> [Challenge a]
Answer these from the forum excerpt, one line each, marked as the questions are:
(i) How many weeks did the article estimate it would take to learn all of K-12 math?
(ii) According to the poster, were the book's methods the crux of the book?
(iii) What will the poster do on finding another blog post later?

> [Page excerpt]
╭──

One last comment about that article.  I noticed that he was estimating that one could learn all of K-12 math in 8 weeks (30 hours per week).  But that would require (most likely) that someone was available for that many hours for 8 weeks and in a large family that would never happen.  So even though I suppose it could be done, it isn't LIKELY to be done.  It is comforting, nonetheless and I am glad you shared that......I am going to search for that blog post I talked about.....

[stm4him]

And again, I just want to say, Hunter, thank you SO much for posting that book.  I have finished it now and it is absolutely one of my favorite books EVER.  The methods were interesting but not the crux of the book for me.  The philosophies and convictions were extremely timely for me and just encouraging and soothing in so many ways.  I know I will read it and quote it many times in my life.  

[stm4him]

Ok, either there is another blog post where she goes into more depth than this or my memory was very fuzzy, but nonetheless it is kind of seeing the motivation thing in practice with older students and math.  Here is the one I can find.  If I find another later I will post it.

╰──

> [Extracted data]
╭──

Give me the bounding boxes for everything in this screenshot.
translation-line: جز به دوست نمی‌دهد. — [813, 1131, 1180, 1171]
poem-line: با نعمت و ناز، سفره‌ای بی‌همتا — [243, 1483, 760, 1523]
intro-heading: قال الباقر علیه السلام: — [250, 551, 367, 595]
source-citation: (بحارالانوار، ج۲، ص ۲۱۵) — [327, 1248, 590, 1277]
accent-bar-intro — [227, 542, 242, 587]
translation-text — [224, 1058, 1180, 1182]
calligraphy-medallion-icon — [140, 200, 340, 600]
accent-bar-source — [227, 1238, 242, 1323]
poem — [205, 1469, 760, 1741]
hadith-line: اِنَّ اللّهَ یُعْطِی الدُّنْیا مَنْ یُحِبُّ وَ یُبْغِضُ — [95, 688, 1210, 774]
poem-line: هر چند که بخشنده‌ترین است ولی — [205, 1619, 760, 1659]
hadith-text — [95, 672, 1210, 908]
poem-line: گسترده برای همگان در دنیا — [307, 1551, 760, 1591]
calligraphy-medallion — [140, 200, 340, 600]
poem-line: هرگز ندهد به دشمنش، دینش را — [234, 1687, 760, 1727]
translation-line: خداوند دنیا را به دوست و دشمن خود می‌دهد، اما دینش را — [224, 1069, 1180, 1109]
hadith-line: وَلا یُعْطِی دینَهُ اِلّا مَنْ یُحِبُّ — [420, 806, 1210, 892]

╰──

> [Challenge b] Please update the records from their first line through the line containing "poem — [205, 1469, 760, 1741]" by replacing "bounding boxes" with "box coordinates", leaving everything else unchanged, and give only those lines.

> [Problem solution a]
(i) 8 weeks, at 30 hours per week.
(ii) No. The methods were interesting but not the crux of the book for the poster.
(iii) Post it.

> [Problem solution b]
Give me the box coordinates for everything in this screenshot.
translation-line: جز به دوست نمی‌دهد. — [813, 1131, 1180, 1171]
poem-line: با نعمت و ناز، سفره‌ای بی‌همتا — [243, 1483, 760, 1523]
intro-heading: قال الباقر علیه السلام: — [250, 551, 367, 595]
source-citation: (بحارالانوار، ج۲، ص ۲۱۵) — [327, 1248, 590, 1277]
accent-bar-intro — [227, 542, 242, 587]
translation-text — [224, 1058, 1180, 1182]
calligraphy-medallion-icon — [140, 200, 340, 600]
accent-bar-source — [227, 1238, 242, 1323]
poem — [205, 1469, 760, 1741]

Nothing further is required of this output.